## Exercise:
Using the records provided below, locate and copy each line that contains the word "пользователя".

## Listing:
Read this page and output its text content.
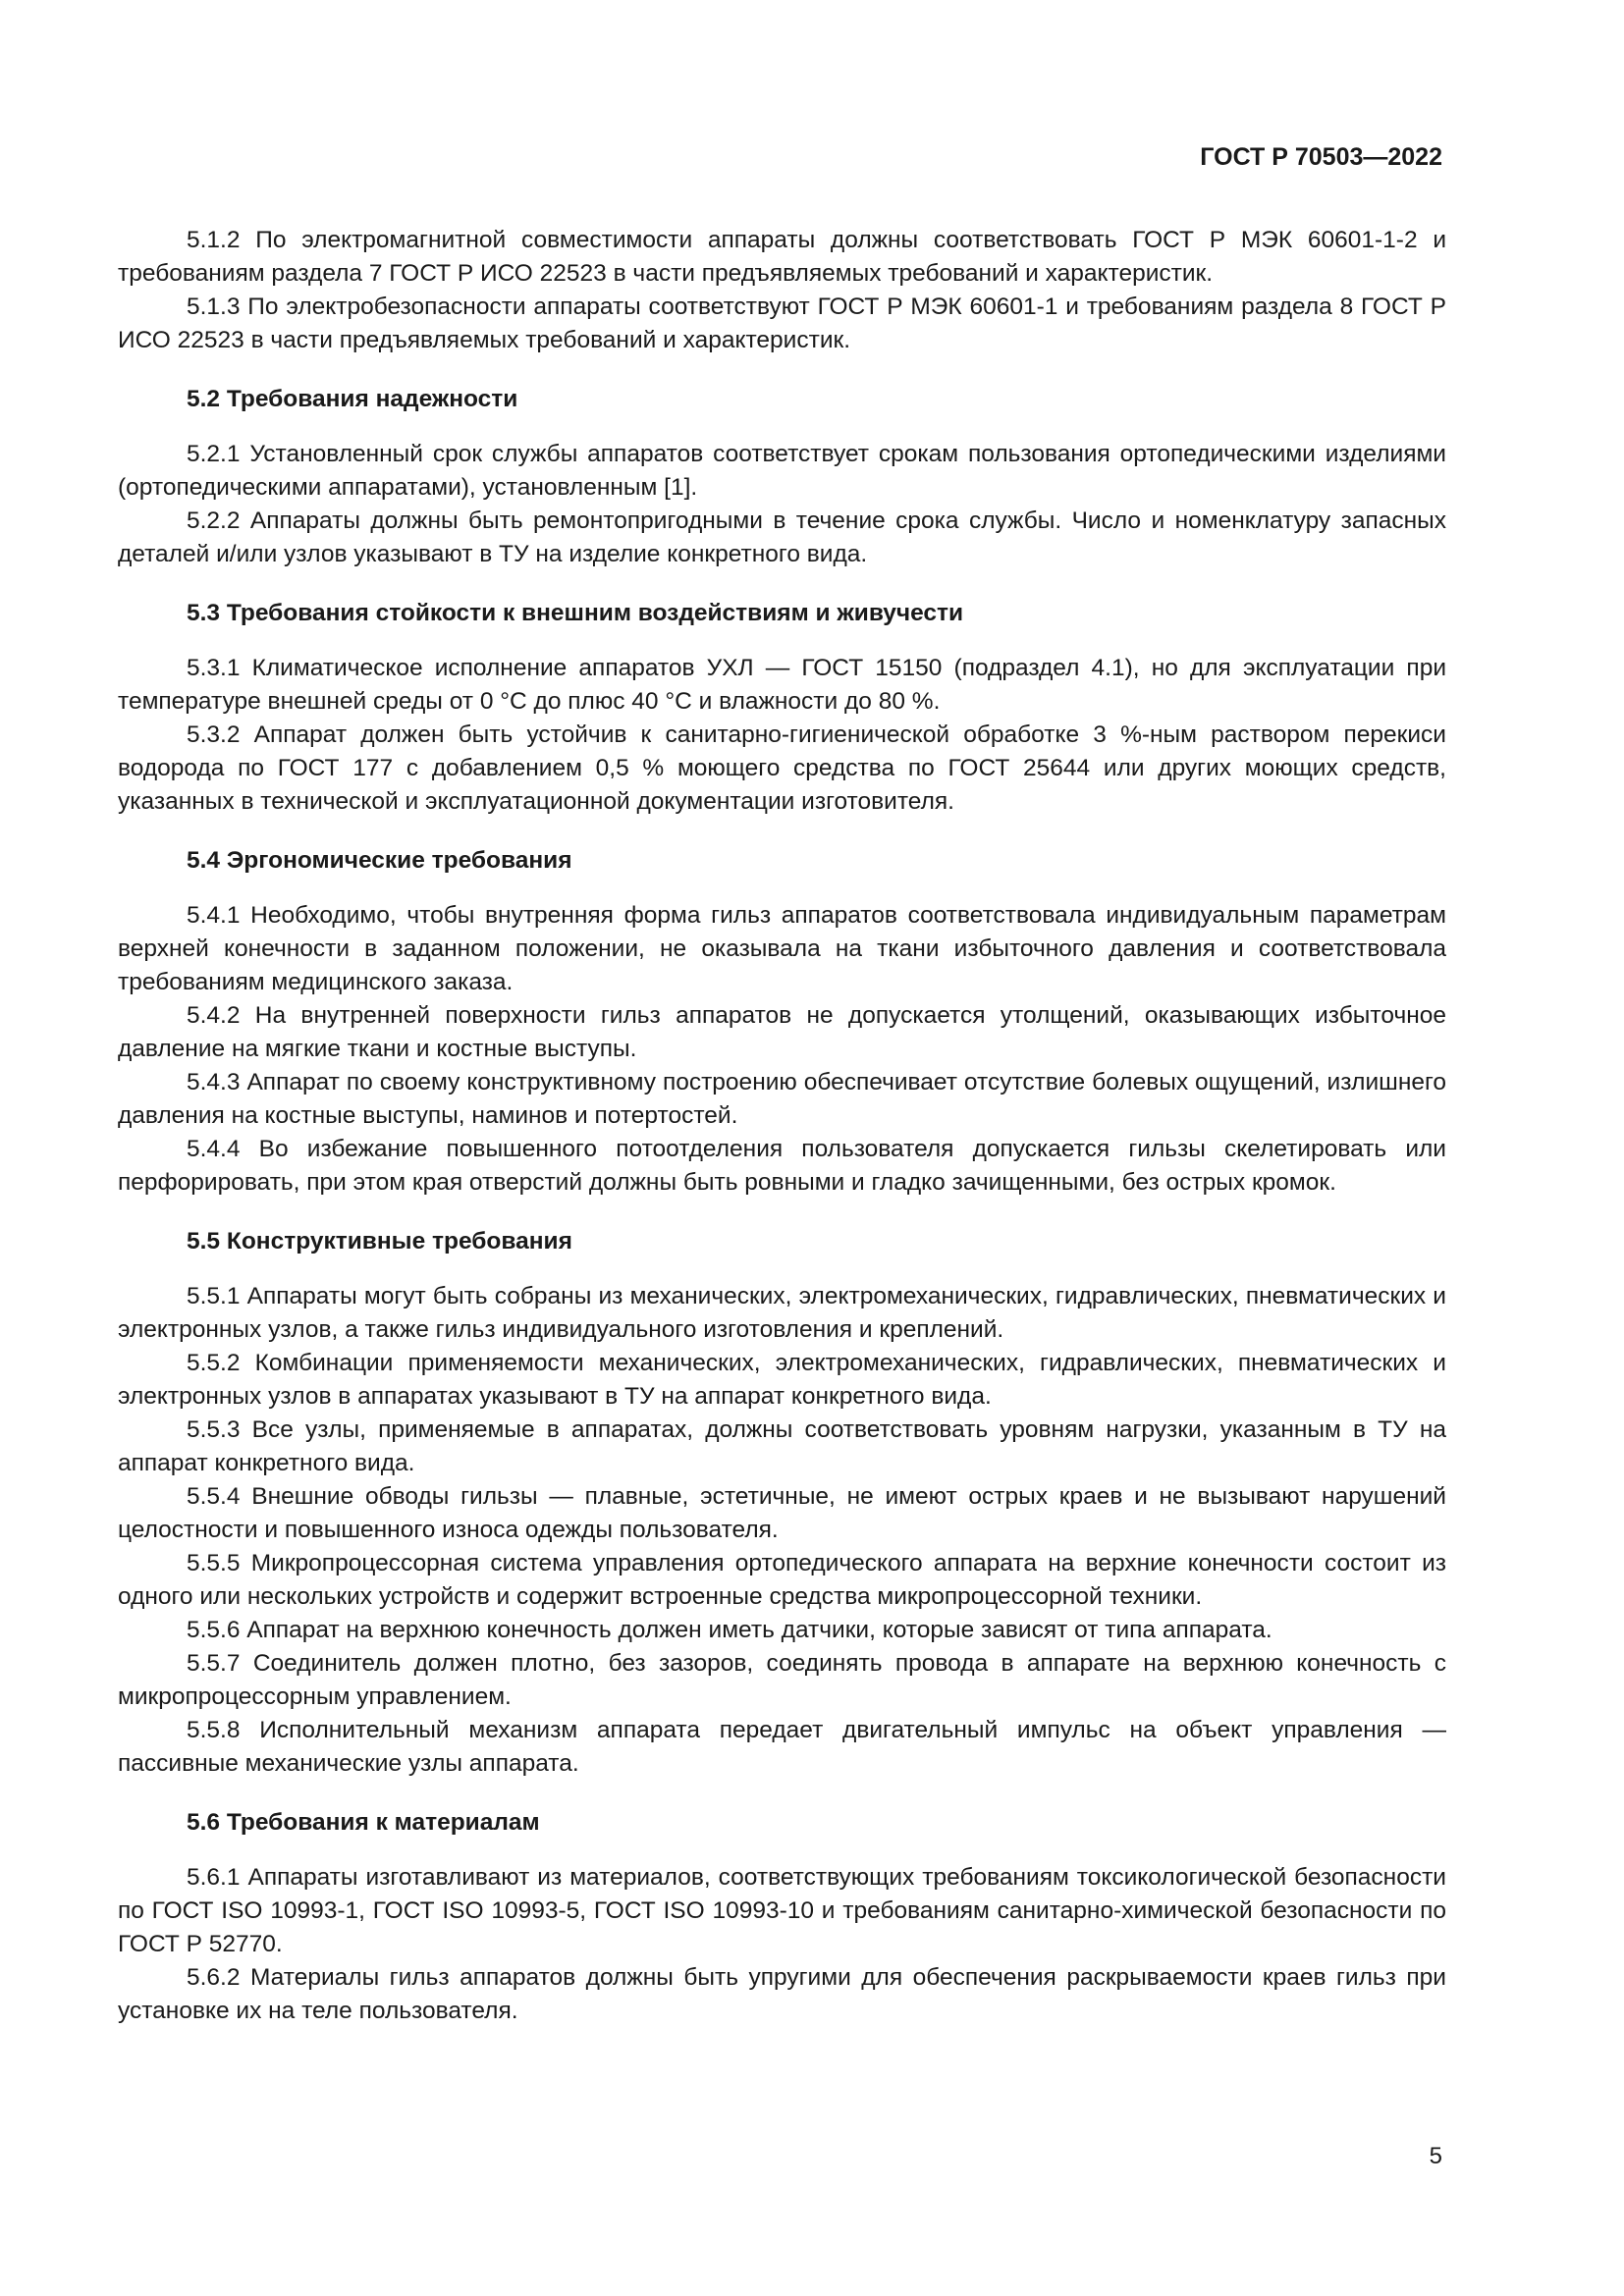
ГОСТ Р 70503—2022

5.1.2 По электромагнитной совместимости аппараты должны соответствовать ГОСТ Р МЭК 60601-1-2 и требованиям раздела 7 ГОСТ Р ИСО 22523 в части предъявляемых требований и характеристик.

5.1.3 По электробезопасности аппараты соответствуют ГОСТ Р МЭК 60601-1 и требованиям раздела 8 ГОСТ Р ИСО 22523 в части предъявляемых требований и характеристик.

5.2 Требования надежности

5.2.1 Установленный срок службы аппаратов соответствует срокам пользования ортопедическими изделиями (ортопедическими аппаратами), установленным [1].

5.2.2 Аппараты должны быть ремонтопригодными в течение срока службы. Число и номенклатуру запасных деталей и/или узлов указывают в ТУ на изделие конкретного вида.

5.3 Требования стойкости к внешним воздействиям и живучести

5.3.1 Климатическое исполнение аппаратов УХЛ — ГОСТ 15150 (подраздел 4.1), но для эксплуатации при температуре внешней среды от 0 °С до плюс 40 °С и влажности до 80 %.

5.3.2 Аппарат должен быть устойчив к санитарно-гигиенической обработке 3 %-ным раствором перекиси водорода по ГОСТ 177 с добавлением 0,5 % моющего средства по ГОСТ 25644 или других моющих средств, указанных в технической и эксплуатационной документации изготовителя.

5.4 Эргономические требования

5.4.1 Необходимо, чтобы внутренняя форма гильз аппаратов соответствовала индивидуальным параметрам верхней конечности в заданном положении, не оказывала на ткани избыточного давления и соответствовала требованиям медицинского заказа.

5.4.2 На внутренней поверхности гильз аппаратов не допускается утолщений, оказывающих избыточное давление на мягкие ткани и костные выступы.

5.4.3 Аппарат по своему конструктивному построению обеспечивает отсутствие болевых ощущений, излишнего давления на костные выступы, наминов и потертостей.

5.4.4 Во избежание повышенного потоотделения пользователя допускается гильзы скелетировать или перфорировать, при этом края отверстий должны быть ровными и гладко зачищенными, без острых кромок.

5.5 Конструктивные требования

5.5.1 Аппараты могут быть собраны из механических, электромеханических, гидравлических, пневматических и электронных узлов, а также гильз индивидуального изготовления и креплений.

5.5.2 Комбинации применяемости механических, электромеханических, гидравлических, пневматических и электронных узлов в аппаратах указывают в ТУ на аппарат конкретного вида.

5.5.3 Все узлы, применяемые в аппаратах, должны соответствовать уровням нагрузки, указанным в ТУ на аппарат конкретного вида.

5.5.4 Внешние обводы гильзы — плавные, эстетичные, не имеют острых краев и не вызывают нарушений целостности и повышенного износа одежды пользователя.

5.5.5 Микропроцессорная система управления ортопедического аппарата на верхние конечности состоит из одного или нескольких устройств и содержит встроенные средства микропроцессорной техники.

5.5.6 Аппарат на верхнюю конечность должен иметь датчики, которые зависят от типа аппарата.

5.5.7 Соединитель должен плотно, без зазоров, соединять провода в аппарате на верхнюю конечность с микропроцессорным управлением.

5.5.8 Исполнительный механизм аппарата передает двигательный импульс на объект управления — пассивные механические узлы аппарата.

5.6 Требования к материалам

5.6.1 Аппараты изготавливают из материалов, соответствующих требованиям токсикологической безопасности по ГОСТ ISO 10993-1, ГОСТ ISO 10993-5, ГОСТ ISO 10993-10 и требованиям санитарно-химической безопасности по ГОСТ Р 52770.

5.6.2 Материалы гильз аппаратов должны быть упругими для обеспечения раскрываемости краев гильз при установке их на теле пользователя.

5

## Result for this task:
5.4.4 Во избежание повышенного потоотделения пользователя допускается гильзы скелетировать или перфорировать, при этом края отверстий должны быть ровными и гладко зачищенными, без острых кромок.
5.5.4 Внешние обводы гильзы — плавные, эстетичные, не имеют острых краев и не вызывают нарушений целостности и повышенного износа одежды пользователя.
5.6.2 Материалы гильз аппаратов должны быть упругими для обеспечения раскрываемости краев гильз при установке их на теле пользователя.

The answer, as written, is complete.